Information shown:
= = = = = = =

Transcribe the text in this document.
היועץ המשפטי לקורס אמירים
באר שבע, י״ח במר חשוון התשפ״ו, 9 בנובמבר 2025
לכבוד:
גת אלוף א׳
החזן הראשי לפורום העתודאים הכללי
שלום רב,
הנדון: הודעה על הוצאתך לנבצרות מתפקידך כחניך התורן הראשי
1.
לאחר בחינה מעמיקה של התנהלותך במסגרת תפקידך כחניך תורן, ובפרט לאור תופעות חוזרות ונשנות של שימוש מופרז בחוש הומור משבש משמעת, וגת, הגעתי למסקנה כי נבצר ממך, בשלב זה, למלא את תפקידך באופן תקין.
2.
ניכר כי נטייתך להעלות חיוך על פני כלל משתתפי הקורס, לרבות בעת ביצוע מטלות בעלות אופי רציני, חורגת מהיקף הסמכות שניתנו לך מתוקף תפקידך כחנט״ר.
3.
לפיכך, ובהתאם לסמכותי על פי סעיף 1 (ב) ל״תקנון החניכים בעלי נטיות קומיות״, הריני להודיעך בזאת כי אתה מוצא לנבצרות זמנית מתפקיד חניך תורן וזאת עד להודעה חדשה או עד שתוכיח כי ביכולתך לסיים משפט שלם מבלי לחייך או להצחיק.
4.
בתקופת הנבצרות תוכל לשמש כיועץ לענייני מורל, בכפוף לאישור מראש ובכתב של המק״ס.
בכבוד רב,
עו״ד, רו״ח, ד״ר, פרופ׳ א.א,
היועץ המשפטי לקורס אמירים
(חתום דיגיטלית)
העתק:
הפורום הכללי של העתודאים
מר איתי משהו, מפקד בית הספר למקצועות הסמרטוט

= = = = = = =

Problem details: Reproduce the data, keeping every line exactly the same.

Task solution:
Transcribe the text in this document.
היועץ המשפטי לקורס אמירים
באר שבע, י״ח במר חשוון התשפ״ו, 9 בנובמבר 2025
לכבוד:
גת אלוף א׳
החזן הראשי לפורום העתודאים הכללי
שלום רב,
הנדון: הודעה על הוצאתך לנבצרות מתפקידך כחניך התורן הראשי
1.
לאחר בחינה מעמיקה של התנהלותך במסגרת תפקידך כחניך תורן, ובפרט לאור תופעות חוזרות ונשנות של שימוש מופרז בחוש הומור משבש משמעת, וגת, הגעתי למסקנה כי נבצר ממך, בשלב זה, למלא את תפקידך באופן תקין.
2.
ניכר כי נטייתך להעלות חיוך על פני כלל משתתפי הקורס, לרבות בעת ביצוע מטלות בעלות אופי רציני, חורגת מהיקף הסמכות שניתנו לך מתוקף תפקידך כחנט״ר.
3.
לפיכך, ובהתאם לסמכותי על פי סעיף 1 (ב) ל״תקנון החניכים בעלי נטיות קומיות״, הריני להודיעך בזאת כי אתה מוצא לנבצרות זמנית מתפקיד חניך תורן וזאת עד להודעה חדשה או עד שתוכיח כי ביכולתך לסיים משפט שלם מבלי לחייך או להצחיק.
4.
בתקופת הנבצרות תוכל לשמש כיועץ לענייני מורל, בכפוף לאישור מראש ובכתב של המק״ס.
בכבוד רב,
עו״ד, רו״ח, ד״ר, פרופ׳ א.א,
היועץ המשפטי לקורס אמירים
(חתום דיגיטלית)
העתק:
הפורום הכללי של העתודאים
מר איתי משהו, מפקד בית הספר למקצועות הסמרטוט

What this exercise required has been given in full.